Every line holding the word "site" counts once. Give the total, nothing more.

Collected data entries
☆ ☆ ☆
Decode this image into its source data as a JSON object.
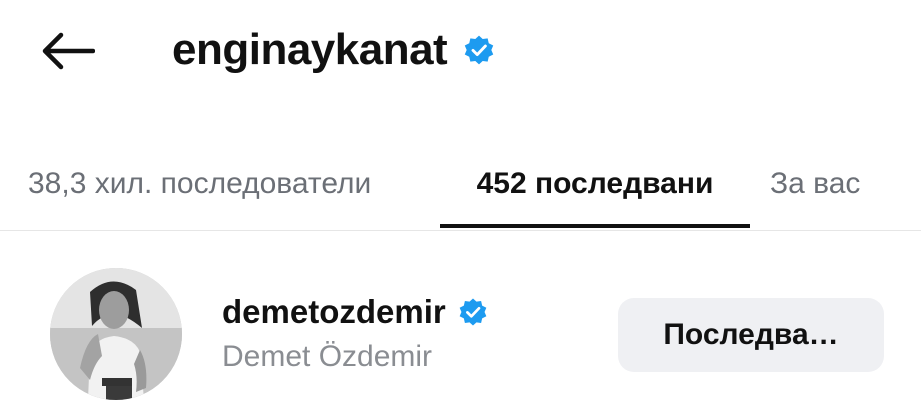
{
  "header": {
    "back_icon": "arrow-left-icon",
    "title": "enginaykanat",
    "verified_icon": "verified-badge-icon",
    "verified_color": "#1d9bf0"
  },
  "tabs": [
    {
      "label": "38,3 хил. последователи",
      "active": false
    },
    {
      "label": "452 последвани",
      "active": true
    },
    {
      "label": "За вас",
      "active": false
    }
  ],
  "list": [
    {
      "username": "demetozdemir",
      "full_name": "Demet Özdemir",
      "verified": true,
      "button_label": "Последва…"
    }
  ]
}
☆ ☆ ☆
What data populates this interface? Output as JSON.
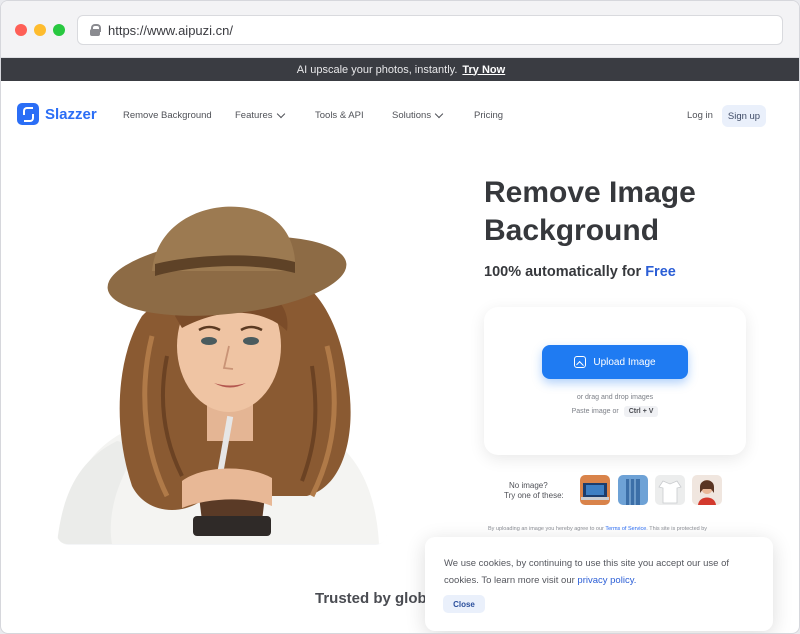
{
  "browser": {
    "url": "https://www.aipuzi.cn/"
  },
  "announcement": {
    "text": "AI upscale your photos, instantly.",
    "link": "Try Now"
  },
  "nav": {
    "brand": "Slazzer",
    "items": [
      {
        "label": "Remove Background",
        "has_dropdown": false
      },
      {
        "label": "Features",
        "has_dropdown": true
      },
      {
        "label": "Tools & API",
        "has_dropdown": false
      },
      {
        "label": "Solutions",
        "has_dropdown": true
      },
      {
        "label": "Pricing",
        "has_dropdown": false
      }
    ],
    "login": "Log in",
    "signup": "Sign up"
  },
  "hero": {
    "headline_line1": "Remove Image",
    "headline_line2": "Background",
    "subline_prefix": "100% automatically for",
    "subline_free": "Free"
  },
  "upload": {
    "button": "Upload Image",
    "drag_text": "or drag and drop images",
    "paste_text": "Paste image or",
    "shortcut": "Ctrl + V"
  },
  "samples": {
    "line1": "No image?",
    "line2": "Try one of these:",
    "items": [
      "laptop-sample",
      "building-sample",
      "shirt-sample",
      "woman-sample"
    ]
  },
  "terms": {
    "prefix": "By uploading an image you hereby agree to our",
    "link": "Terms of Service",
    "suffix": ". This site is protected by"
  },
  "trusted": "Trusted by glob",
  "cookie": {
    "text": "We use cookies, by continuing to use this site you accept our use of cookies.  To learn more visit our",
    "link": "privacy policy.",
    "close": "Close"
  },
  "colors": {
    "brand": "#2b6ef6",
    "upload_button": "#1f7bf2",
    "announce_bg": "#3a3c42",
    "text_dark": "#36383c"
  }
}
☆ ☆ ☆
**WRITTEN ANSWER**. 2